- Work instructions
In the listing below, count the lines with "реки" and report only the figure.

══════

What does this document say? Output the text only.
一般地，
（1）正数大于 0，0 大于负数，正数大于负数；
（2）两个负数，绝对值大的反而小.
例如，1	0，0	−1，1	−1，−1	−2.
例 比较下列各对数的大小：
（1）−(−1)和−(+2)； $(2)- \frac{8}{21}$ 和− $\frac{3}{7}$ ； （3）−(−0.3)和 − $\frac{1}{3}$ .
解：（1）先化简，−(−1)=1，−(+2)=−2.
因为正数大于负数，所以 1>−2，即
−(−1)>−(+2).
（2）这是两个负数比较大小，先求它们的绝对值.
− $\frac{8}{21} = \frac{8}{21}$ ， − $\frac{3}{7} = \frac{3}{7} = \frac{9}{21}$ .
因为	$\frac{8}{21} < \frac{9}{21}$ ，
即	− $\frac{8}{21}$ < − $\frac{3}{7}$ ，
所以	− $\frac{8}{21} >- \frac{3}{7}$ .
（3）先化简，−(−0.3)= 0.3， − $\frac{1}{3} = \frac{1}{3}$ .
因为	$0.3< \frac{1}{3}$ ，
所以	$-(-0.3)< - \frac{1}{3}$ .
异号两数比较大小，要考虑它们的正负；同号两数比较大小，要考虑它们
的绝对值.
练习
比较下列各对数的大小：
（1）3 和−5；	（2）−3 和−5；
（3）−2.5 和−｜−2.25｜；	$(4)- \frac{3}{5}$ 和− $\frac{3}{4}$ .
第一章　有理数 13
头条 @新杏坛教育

══════

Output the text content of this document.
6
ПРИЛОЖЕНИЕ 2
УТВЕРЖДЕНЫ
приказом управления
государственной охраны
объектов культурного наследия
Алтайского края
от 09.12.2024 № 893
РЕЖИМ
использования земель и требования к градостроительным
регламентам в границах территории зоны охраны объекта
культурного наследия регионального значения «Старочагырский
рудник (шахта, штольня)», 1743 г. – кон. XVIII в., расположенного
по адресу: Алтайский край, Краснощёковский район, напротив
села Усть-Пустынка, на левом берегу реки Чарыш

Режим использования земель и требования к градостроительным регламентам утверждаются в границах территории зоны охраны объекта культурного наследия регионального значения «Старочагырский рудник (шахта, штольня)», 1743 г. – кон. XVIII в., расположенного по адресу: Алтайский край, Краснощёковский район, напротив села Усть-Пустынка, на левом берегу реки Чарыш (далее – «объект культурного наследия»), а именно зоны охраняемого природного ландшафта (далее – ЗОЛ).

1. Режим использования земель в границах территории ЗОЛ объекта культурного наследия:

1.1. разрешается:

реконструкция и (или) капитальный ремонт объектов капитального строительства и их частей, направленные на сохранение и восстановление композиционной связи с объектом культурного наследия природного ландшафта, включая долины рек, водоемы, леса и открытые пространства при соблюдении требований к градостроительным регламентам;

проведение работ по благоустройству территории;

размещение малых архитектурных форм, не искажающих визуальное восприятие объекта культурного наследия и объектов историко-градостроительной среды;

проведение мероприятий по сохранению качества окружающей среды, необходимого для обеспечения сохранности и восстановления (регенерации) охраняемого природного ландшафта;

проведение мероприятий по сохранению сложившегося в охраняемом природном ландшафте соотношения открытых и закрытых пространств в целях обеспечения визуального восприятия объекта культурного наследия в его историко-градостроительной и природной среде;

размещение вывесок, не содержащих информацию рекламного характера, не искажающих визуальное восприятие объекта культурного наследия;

══════

- Task solution
2